■ Direction: Will you transcribe the entries that follow, exactly and in full?
§
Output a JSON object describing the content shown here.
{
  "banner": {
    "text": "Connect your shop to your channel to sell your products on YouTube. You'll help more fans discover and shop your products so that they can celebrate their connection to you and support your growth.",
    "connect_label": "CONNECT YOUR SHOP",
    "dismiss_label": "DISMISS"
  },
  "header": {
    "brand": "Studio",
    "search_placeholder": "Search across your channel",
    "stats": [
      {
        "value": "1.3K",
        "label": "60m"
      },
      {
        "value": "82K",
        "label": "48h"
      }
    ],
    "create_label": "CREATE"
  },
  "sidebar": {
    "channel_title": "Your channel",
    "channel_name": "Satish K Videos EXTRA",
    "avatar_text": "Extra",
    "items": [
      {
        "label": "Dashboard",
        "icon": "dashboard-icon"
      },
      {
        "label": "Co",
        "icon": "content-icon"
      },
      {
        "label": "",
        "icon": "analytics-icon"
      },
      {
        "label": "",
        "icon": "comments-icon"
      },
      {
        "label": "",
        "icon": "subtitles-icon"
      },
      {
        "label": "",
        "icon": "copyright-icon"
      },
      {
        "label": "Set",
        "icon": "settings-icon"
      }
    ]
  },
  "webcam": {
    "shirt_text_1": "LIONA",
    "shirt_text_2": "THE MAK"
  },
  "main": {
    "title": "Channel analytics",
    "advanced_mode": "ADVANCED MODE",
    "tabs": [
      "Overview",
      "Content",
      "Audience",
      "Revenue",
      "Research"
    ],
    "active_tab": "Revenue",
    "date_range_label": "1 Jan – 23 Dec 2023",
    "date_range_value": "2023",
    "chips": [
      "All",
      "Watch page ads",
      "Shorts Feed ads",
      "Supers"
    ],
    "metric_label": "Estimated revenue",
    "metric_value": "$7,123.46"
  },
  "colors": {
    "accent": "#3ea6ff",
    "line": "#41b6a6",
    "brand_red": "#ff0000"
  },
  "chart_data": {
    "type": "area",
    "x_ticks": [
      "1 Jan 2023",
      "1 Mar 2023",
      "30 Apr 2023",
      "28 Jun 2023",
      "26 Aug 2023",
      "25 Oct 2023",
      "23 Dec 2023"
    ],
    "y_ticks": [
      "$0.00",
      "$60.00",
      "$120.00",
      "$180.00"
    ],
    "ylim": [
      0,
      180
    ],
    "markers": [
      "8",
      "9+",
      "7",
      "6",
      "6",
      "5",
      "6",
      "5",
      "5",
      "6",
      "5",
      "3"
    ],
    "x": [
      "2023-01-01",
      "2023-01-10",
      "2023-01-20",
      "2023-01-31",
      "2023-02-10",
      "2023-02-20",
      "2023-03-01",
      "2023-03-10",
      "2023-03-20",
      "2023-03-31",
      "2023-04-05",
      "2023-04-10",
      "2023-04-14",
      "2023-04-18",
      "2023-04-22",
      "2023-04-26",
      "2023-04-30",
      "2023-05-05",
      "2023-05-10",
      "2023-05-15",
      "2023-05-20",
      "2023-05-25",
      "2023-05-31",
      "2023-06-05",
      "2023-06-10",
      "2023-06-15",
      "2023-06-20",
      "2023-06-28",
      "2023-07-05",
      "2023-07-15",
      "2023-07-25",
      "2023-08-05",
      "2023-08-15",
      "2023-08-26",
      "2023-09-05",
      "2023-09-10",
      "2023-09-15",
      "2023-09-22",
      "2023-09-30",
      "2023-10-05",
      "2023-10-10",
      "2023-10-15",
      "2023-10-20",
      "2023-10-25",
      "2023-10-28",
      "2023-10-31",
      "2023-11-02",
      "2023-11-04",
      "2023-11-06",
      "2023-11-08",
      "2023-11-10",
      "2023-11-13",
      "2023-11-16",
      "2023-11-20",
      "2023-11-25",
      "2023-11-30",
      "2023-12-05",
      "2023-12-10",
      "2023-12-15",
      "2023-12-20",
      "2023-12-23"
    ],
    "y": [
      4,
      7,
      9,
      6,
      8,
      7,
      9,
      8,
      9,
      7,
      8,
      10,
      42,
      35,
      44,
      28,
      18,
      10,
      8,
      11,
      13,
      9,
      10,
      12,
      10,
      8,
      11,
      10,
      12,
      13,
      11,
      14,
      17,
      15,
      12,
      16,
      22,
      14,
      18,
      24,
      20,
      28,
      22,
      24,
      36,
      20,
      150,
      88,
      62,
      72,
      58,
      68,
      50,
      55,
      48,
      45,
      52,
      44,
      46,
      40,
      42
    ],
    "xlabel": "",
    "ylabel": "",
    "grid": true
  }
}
§
■ Response below:
Output a JSON object describing the content shown here.
{
  "banner": {
    "text": "Connect your shop to your channel to sell your products on YouTube. You'll help more fans discover and shop your products so that they can celebrate their connection to you and support your growth.",
    "connect_label": "CONNECT YOUR SHOP",
    "dismiss_label": "DISMISS"
  },
  "header": {
    "brand": "Studio",
    "search_placeholder": "Search across your channel",
    "stats": [
      {
        "value": "1.3K",
        "label": "60m"
      },
      {
        "value": "82K",
        "label": "48h"
      }
    ],
    "create_label": "CREATE"
  },
  "sidebar": {
    "channel_title": "Your channel",
    "channel_name": "Satish K Videos EXTRA",
    "avatar_text": "Extra",
    "items": [
      {
        "label": "Dashboard",
        "icon": "dashboard-icon"
      },
      {
        "label": "Co",
        "icon": "content-icon"
      },
      {
        "label": "",
        "icon": "analytics-icon"
      },
      {
        "label": "",
        "icon": "comments-icon"
      },
      {
        "label": "",
        "icon": "subtitles-icon"
      },
      {
        "label": "",
        "icon": "copyright-icon"
      },
      {
        "label": "Set",
        "icon": "settings-icon"
      }
    ]
  },
  "webcam": {
    "shirt_text_1": "LIONA",
    "shirt_text_2": "THE MAK"
  },
  "main": {
    "title": "Channel analytics",
    "advanced_mode": "ADVANCED MODE",
    "tabs": [
      "Overview",
      "Content",
      "Audience",
      "Revenue",
      "Research"
    ],
    "active_tab": "Revenue",
    "date_range_label": "1 Jan – 23 Dec 2023",
    "date_range_value": "2023",
    "chips": [
      "All",
      "Watch page ads",
      "Shorts Feed ads",
      "Supers"
    ],
    "metric_label": "Estimated revenue",
    "metric_value": "$7,123.46"
  },
  "colors": {
    "accent": "#3ea6ff",
    "line": "#41b6a6",
    "brand_red": "#ff0000"
  },
  "chart_data": {
    "type": "area",
    "x_ticks": [
      "1 Jan 2023",
      "1 Mar 2023",
      "30 Apr 2023",
      "28 Jun 2023",
      "26 Aug 2023",
      "25 Oct 2023",
      "23 Dec 2023"
    ],
    "y_ticks": [
      "$0.00",
      "$60.00",
      "$120.00",
      "$180.00"
    ],
    "ylim": [
      0,
      180
    ],
    "markers": [
      "8",
      "9+",
      "7",
      "6",
      "6",
      "5",
      "6",
      "5",
      "5",
      "6",
      "5",
      "3"
    ],
    "x": [
      "2023-01-01",
      "2023-01-10",
      "2023-01-20",
      "2023-01-31",
      "2023-02-10",
      "2023-02-20",
      "2023-03-01",
      "2023-03-10",
      "2023-03-20",
      "2023-03-31",
      "2023-04-05",
      "2023-04-10",
      "2023-04-14",
      "2023-04-18",
      "2023-04-22",
      "2023-04-26",
      "2023-04-30",
      "2023-05-05",
      "2023-05-10",
      "2023-05-15",
      "2023-05-20",
      "2023-05-25",
      "2023-05-31",
      "2023-06-05",
      "2023-06-10",
      "2023-06-15",
      "2023-06-20",
      "2023-06-28",
      "2023-07-05",
      "2023-07-15",
      "2023-07-25",
      "2023-08-05",
      "2023-08-15",
      "2023-08-26",
      "2023-09-05",
      "2023-09-10",
      "2023-09-15",
      "2023-09-22",
      "2023-09-30",
      "2023-10-05",
      "2023-10-10",
      "2023-10-15",
      "2023-10-20",
      "2023-10-25",
      "2023-10-28",
      "2023-10-31",
      "2023-11-02",
      "2023-11-04",
      "2023-11-06",
      "2023-11-08",
      "2023-11-10",
      "2023-11-13",
      "2023-11-16",
      "2023-11-20",
      "2023-11-25",
      "2023-11-30",
      "2023-12-05",
      "2023-12-10",
      "2023-12-15",
      "2023-12-20",
      "2023-12-23"
    ],
    "y": [
      4,
      7,
      9,
      6,
      8,
      7,
      9,
      8,
      9,
      7,
      8,
      10,
      42,
      35,
      44,
      28,
      18,
      10,
      8,
      11,
      13,
      9,
      10,
      12,
      10,
      8,
      11,
      10,
      12,
      13,
      11,
      14,
      17,
      15,
      12,
      16,
      22,
      14,
      18,
      24,
      20,
      28,
      22,
      24,
      36,
      20,
      150,
      88,
      62,
      72,
      58,
      68,
      50,
      55,
      48,
      45,
      52,
      44,
      46,
      40,
      42
    ],
    "xlabel": "",
    "ylabel": "",
    "grid": true
  }
}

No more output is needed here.